▶ What you should do:
Give the listing again exactly, omitting its images.
— start Exercise input —
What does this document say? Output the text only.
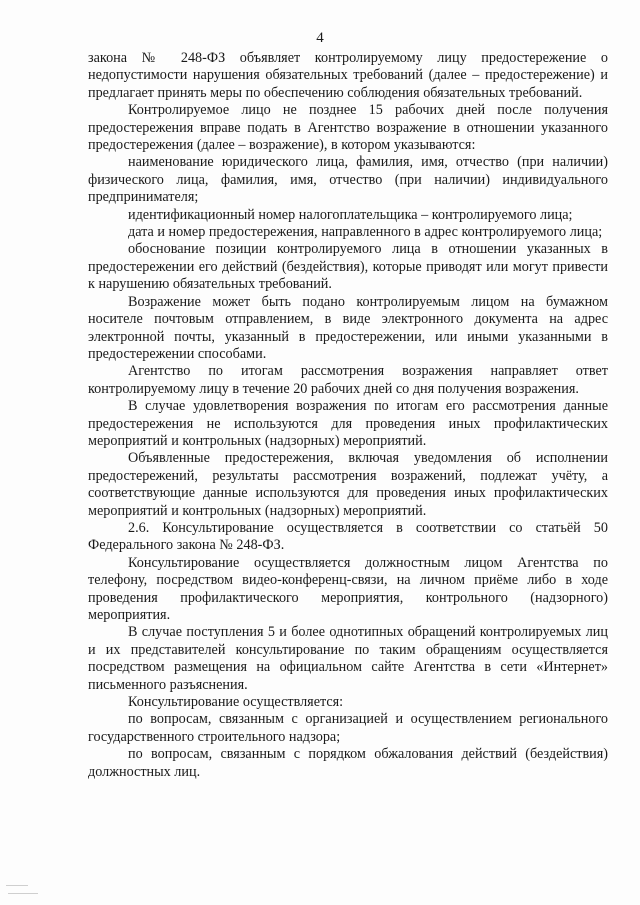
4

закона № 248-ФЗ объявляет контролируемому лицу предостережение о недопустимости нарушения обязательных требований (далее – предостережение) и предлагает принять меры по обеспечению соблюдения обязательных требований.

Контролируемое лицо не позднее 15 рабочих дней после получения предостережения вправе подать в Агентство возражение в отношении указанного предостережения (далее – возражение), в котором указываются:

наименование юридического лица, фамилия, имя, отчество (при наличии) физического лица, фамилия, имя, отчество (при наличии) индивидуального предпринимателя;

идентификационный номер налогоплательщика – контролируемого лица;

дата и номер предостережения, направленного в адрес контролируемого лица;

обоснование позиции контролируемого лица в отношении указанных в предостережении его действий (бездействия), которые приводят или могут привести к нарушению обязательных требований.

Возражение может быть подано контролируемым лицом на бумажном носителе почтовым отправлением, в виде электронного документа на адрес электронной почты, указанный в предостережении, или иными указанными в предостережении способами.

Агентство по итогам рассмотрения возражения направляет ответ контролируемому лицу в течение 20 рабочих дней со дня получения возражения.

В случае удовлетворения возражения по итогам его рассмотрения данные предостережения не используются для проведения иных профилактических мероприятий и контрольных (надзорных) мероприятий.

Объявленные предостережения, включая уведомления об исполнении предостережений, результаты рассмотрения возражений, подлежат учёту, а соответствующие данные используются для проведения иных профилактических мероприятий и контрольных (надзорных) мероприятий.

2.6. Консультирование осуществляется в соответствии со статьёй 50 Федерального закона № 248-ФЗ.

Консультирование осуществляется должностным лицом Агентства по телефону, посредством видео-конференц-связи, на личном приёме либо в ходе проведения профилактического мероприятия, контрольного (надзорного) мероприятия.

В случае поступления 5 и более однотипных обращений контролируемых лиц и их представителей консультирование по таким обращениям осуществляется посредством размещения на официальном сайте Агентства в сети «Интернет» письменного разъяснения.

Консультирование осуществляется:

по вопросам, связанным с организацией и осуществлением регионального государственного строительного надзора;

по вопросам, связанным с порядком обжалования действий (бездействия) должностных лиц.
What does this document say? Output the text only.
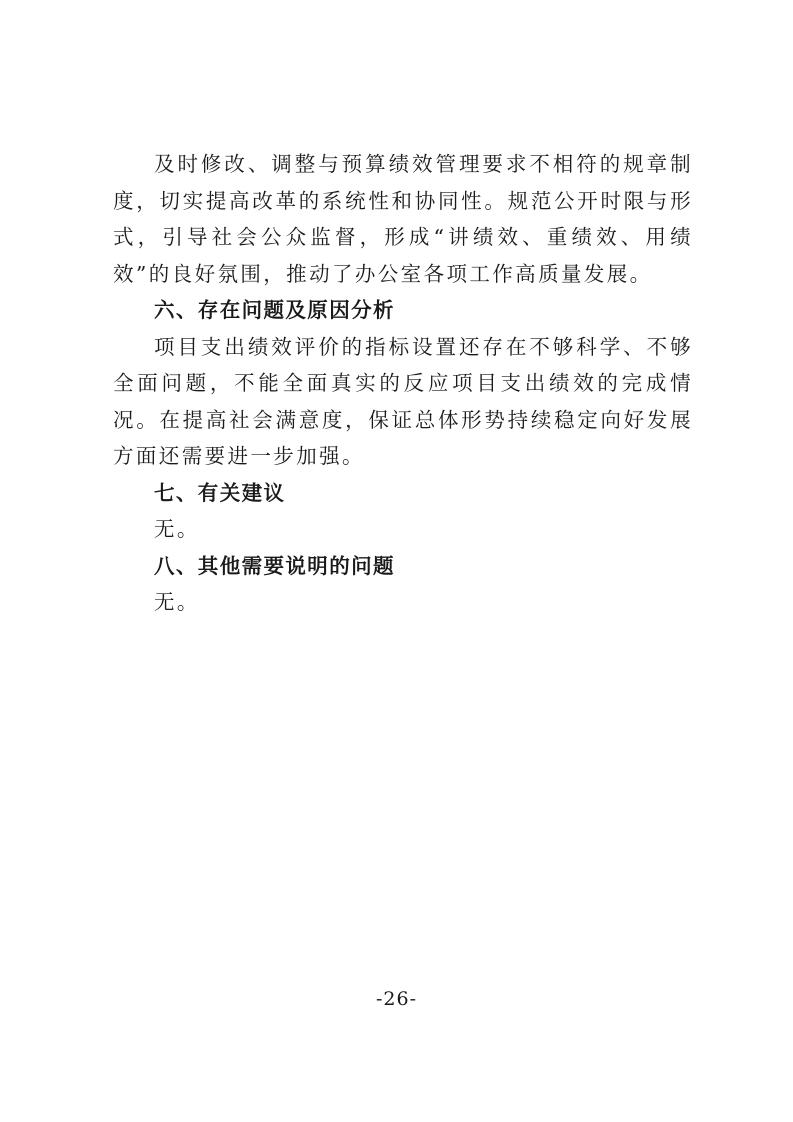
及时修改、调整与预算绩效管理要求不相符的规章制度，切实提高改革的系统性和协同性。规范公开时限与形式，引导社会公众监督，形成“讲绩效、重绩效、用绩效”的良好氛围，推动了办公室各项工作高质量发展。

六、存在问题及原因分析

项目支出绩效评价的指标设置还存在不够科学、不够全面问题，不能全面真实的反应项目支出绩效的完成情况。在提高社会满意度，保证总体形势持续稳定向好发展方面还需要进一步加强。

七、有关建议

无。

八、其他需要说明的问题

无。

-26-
— end Exercise input —
▶ Correct result:
What does this document say? Output the text only.
4

закона № 248-ФЗ объявляет контролируемому лицу предостережение о недопустимости нарушения обязательных требований (далее – предостережение) и предлагает принять меры по обеспечению соблюдения обязательных требований.

Контролируемое лицо не позднее 15 рабочих дней после получения предостережения вправе подать в Агентство возражение в отношении указанного предостережения (далее – возражение), в котором указываются:

наименование юридического лица, фамилия, имя, отчество (при наличии) физического лица, фамилия, имя, отчество (при наличии) индивидуального предпринимателя;

идентификационный номер налогоплательщика – контролируемого лица;

дата и номер предостережения, направленного в адрес контролируемого лица;

обоснование позиции контролируемого лица в отношении указанных в предостережении его действий (бездействия), которые приводят или могут привести к нарушению обязательных требований.

Возражение может быть подано контролируемым лицом на бумажном носителе почтовым отправлением, в виде электронного документа на адрес электронной почты, указанный в предостережении, или иными указанными в предостережении способами.

Агентство по итогам рассмотрения возражения направляет ответ контролируемому лицу в течение 20 рабочих дней со дня получения возражения.

В случае удовлетворения возражения по итогам его рассмотрения данные предостережения не используются для проведения иных профилактических мероприятий и контрольных (надзорных) мероприятий.

Объявленные предостережения, включая уведомления об исполнении предостережений, результаты рассмотрения возражений, подлежат учёту, а соответствующие данные используются для проведения иных профилактических мероприятий и контрольных (надзорных) мероприятий.

2.6. Консультирование осуществляется в соответствии со статьёй 50 Федерального закона № 248-ФЗ.

Консультирование осуществляется должностным лицом Агентства по телефону, посредством видео-конференц-связи, на личном приёме либо в ходе проведения профилактического мероприятия, контрольного (надзорного) мероприятия.

В случае поступления 5 и более однотипных обращений контролируемых лиц и их представителей консультирование по таким обращениям осуществляется посредством размещения на официальном сайте Агентства в сети «Интернет» письменного разъяснения.

Консультирование осуществляется:

по вопросам, связанным с организацией и осуществлением регионального государственного строительного надзора;

по вопросам, связанным с порядком обжалования действий (бездействия) должностных лиц.
What does this document say? Output the text only.
及时修改、调整与预算绩效管理要求不相符的规章制度，切实提高改革的系统性和协同性。规范公开时限与形式，引导社会公众监督，形成“讲绩效、重绩效、用绩效”的良好氛围，推动了办公室各项工作高质量发展。

六、存在问题及原因分析

项目支出绩效评价的指标设置还存在不够科学、不够全面问题，不能全面真实的反应项目支出绩效的完成情况。在提高社会满意度，保证总体形势持续稳定向好发展方面还需要进一步加强。

七、有关建议

无。

八、其他需要说明的问题

无。

-26-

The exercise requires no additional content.